The task » From the entries that follow, pick out all lines holding "anywhere".

Stored dataset items:

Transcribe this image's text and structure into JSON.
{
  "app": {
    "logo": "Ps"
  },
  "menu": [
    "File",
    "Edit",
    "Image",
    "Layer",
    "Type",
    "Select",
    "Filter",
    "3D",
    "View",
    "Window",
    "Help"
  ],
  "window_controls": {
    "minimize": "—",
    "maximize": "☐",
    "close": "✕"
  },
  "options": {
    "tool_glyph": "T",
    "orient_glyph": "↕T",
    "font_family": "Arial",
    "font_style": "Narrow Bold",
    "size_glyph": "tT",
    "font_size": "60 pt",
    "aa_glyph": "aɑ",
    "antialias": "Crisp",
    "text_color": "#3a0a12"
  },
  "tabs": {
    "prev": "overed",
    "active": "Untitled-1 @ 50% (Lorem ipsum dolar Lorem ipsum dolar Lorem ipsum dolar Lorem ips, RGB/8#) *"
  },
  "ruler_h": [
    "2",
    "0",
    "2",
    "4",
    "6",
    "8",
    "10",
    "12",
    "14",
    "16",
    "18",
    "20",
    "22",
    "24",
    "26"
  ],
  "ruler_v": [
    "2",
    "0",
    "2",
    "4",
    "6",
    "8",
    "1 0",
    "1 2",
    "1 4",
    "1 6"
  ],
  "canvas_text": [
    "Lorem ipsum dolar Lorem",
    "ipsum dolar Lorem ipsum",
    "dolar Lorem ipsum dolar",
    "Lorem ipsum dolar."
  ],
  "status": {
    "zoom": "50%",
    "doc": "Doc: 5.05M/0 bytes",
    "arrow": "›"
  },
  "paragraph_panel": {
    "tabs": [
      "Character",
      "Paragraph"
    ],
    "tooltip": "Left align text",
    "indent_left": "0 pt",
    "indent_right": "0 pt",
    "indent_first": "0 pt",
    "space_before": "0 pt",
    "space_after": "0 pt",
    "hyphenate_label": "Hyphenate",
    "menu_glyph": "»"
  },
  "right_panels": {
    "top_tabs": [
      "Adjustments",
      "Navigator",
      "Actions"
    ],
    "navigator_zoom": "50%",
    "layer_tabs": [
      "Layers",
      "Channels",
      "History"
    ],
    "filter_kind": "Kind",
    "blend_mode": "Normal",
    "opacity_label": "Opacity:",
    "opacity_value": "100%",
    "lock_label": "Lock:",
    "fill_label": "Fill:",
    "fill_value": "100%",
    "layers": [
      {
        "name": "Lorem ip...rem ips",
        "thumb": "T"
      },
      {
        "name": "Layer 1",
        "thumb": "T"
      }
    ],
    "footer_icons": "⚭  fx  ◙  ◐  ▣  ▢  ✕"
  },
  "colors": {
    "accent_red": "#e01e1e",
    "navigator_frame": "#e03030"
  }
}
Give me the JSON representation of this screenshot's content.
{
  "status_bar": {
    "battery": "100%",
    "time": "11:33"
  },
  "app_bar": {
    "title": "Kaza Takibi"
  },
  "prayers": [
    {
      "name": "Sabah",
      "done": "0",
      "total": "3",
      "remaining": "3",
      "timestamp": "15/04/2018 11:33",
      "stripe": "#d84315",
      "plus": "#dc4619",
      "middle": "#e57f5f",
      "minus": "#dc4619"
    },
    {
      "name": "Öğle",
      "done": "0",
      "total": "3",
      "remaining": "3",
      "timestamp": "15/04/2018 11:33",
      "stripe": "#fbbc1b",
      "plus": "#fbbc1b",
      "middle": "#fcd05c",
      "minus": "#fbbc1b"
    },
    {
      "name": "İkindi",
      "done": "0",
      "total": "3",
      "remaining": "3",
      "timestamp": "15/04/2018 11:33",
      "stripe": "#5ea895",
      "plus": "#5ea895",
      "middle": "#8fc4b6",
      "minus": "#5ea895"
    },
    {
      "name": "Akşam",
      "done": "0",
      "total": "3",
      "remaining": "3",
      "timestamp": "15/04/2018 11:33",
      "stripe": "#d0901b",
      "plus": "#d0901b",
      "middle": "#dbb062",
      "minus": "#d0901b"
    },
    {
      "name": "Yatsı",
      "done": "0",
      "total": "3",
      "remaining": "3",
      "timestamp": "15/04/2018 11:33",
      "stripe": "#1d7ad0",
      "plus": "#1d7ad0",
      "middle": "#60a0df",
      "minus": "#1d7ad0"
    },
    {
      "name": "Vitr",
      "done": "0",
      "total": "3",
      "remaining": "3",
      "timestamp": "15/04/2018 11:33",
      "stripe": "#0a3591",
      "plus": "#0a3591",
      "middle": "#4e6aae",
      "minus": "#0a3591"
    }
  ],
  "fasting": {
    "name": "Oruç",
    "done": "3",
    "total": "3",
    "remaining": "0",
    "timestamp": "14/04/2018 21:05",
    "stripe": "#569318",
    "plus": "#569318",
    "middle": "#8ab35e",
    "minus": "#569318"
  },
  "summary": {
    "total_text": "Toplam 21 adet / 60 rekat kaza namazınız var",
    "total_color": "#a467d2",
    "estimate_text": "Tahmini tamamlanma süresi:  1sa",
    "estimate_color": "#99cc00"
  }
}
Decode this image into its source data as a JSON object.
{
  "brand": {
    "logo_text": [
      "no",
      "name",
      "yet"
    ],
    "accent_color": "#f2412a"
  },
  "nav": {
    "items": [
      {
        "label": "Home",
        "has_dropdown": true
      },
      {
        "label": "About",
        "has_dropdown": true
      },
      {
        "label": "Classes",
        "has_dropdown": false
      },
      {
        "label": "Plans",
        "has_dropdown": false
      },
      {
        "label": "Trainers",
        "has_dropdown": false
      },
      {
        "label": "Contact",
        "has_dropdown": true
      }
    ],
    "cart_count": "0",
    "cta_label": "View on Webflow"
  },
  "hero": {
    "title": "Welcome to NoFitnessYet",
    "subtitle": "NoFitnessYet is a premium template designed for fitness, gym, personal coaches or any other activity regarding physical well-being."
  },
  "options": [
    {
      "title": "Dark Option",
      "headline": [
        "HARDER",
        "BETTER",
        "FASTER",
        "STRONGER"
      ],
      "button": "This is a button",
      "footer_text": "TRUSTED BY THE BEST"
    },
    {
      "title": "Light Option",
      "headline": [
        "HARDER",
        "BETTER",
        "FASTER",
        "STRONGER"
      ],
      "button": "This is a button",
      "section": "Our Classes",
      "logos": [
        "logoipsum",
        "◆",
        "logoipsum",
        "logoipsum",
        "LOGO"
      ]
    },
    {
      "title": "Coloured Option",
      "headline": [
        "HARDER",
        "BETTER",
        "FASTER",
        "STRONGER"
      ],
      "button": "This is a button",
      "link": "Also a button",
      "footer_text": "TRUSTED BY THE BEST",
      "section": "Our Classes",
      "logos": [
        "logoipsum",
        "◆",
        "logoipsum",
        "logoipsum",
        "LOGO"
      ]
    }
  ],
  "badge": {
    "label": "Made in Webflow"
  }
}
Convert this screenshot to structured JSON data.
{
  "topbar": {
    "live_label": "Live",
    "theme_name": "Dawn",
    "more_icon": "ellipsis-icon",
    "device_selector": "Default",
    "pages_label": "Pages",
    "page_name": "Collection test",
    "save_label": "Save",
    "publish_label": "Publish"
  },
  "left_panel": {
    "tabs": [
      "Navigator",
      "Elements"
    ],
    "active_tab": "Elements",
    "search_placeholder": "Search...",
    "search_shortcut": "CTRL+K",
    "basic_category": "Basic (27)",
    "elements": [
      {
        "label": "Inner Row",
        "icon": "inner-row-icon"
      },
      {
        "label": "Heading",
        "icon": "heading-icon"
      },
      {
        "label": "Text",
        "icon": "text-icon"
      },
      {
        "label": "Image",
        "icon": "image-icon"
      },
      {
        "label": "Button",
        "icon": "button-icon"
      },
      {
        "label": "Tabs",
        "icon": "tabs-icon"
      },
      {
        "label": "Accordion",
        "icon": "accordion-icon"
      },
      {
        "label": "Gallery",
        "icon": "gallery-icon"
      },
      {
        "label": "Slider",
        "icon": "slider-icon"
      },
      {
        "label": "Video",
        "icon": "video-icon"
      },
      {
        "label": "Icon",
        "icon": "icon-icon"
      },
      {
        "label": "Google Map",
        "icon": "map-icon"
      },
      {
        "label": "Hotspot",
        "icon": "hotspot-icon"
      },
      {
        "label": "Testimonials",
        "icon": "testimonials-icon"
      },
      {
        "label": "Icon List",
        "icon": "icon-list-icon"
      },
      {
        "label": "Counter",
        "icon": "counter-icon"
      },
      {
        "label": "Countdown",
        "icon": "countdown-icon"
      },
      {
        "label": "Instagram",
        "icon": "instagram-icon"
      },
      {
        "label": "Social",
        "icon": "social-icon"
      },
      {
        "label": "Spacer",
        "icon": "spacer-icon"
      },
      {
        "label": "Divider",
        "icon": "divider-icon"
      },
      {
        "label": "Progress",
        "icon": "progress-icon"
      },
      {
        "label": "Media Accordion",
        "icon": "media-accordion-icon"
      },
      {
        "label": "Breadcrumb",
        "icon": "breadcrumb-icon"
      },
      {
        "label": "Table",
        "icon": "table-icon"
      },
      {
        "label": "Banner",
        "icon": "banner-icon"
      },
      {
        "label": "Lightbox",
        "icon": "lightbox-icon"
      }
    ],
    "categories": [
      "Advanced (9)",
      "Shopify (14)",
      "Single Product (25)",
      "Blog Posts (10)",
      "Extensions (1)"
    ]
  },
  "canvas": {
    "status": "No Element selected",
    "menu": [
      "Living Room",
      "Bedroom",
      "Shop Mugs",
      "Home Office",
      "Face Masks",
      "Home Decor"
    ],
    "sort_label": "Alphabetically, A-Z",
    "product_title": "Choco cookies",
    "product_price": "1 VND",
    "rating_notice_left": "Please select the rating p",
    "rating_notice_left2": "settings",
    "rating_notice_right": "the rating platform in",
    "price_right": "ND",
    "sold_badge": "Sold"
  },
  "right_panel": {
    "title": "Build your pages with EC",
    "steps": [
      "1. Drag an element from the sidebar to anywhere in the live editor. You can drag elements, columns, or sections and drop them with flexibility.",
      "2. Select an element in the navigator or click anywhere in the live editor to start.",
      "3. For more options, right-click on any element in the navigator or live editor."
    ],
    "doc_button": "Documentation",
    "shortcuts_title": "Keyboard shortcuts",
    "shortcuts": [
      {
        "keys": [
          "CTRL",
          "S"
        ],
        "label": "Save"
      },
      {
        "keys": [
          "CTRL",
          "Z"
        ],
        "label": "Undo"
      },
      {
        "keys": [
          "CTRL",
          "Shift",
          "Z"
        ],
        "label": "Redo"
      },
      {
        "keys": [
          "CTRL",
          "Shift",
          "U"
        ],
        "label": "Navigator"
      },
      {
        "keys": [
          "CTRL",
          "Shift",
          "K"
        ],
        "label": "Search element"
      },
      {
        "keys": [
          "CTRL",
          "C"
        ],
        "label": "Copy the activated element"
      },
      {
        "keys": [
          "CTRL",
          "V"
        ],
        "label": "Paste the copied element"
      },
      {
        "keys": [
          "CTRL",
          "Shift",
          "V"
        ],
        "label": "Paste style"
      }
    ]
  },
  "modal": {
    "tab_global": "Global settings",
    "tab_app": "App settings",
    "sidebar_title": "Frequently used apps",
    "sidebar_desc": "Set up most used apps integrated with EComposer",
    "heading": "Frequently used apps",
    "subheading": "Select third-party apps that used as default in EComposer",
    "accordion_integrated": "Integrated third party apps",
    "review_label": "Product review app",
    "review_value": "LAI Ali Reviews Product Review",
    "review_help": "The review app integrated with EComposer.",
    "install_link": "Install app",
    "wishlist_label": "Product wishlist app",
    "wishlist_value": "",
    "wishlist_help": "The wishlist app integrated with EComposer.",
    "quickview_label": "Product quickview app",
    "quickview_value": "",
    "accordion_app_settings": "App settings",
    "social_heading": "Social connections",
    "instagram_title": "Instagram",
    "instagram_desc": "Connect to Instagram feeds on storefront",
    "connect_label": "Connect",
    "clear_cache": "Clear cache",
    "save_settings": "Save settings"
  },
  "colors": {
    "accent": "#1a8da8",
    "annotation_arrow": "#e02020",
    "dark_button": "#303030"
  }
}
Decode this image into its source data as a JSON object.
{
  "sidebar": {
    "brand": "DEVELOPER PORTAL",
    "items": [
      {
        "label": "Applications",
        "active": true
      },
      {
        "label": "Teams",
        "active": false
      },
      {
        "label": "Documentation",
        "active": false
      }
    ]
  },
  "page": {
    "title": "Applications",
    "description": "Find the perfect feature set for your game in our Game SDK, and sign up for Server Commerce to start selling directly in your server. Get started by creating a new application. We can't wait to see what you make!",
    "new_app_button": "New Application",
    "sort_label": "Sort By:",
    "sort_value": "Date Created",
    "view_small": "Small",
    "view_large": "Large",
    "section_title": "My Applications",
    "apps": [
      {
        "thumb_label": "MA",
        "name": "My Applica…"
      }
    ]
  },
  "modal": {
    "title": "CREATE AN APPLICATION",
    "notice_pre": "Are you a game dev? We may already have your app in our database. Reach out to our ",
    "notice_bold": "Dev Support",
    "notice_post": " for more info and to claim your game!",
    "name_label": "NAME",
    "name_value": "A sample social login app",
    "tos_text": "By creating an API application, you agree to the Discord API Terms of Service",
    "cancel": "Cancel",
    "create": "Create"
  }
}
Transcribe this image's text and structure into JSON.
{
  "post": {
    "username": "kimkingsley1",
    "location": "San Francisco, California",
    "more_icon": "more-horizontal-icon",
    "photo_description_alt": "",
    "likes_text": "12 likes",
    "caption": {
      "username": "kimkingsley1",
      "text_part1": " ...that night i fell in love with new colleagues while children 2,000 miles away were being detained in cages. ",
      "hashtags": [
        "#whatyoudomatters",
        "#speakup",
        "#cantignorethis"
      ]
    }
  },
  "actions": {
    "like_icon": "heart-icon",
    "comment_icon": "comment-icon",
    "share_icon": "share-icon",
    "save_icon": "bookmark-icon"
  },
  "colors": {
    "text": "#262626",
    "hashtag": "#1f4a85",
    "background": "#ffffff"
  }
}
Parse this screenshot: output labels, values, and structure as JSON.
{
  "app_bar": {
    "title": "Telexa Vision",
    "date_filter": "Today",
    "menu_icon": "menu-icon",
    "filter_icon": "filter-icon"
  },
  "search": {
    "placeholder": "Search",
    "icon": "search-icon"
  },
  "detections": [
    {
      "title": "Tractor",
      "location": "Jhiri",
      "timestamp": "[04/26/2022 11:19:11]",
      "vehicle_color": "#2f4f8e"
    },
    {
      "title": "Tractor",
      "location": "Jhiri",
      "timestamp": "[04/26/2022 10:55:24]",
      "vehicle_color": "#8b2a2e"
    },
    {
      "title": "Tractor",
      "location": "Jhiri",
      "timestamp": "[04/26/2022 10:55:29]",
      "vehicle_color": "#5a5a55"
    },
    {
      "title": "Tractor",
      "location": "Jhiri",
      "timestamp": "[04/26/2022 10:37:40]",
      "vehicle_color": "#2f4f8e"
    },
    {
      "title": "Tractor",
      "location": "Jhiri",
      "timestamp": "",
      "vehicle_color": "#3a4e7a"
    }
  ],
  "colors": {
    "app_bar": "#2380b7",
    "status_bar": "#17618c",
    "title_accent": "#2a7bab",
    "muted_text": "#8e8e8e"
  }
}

Answer to this problem »
      "1. Drag an element from the sidebar to anywhere in the live editor. You can drag elements, columns, or sections and drop them with flexibility.",
      "2. Select an element in the navigator or click anywhere in the live editor to start.",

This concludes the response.